╭──
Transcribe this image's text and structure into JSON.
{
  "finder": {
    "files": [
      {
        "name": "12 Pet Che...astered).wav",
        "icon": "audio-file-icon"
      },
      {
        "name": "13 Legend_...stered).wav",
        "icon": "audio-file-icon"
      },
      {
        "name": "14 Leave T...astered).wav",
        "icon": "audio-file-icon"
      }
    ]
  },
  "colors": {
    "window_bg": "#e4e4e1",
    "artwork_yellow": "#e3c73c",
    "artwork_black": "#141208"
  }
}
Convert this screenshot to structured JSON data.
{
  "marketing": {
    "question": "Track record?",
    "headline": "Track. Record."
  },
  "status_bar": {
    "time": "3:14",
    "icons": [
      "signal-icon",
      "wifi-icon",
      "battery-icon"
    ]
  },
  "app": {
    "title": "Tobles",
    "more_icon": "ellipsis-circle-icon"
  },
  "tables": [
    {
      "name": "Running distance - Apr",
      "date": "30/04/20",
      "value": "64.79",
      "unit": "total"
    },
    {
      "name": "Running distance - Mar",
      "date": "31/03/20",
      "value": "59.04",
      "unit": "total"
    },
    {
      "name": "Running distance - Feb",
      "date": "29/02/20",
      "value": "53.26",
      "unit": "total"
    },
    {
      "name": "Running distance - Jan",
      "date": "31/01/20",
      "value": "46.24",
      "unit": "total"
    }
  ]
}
╰──
- **AIM**: Check every line for "distance" and show the ones that have it.

- **PROBLEM SOLUTION**:
      "name": "Running distance - Apr",
      "name": "Running distance - Mar",
      "name": "Running distance - Feb",
      "name": "Running distance - Jan",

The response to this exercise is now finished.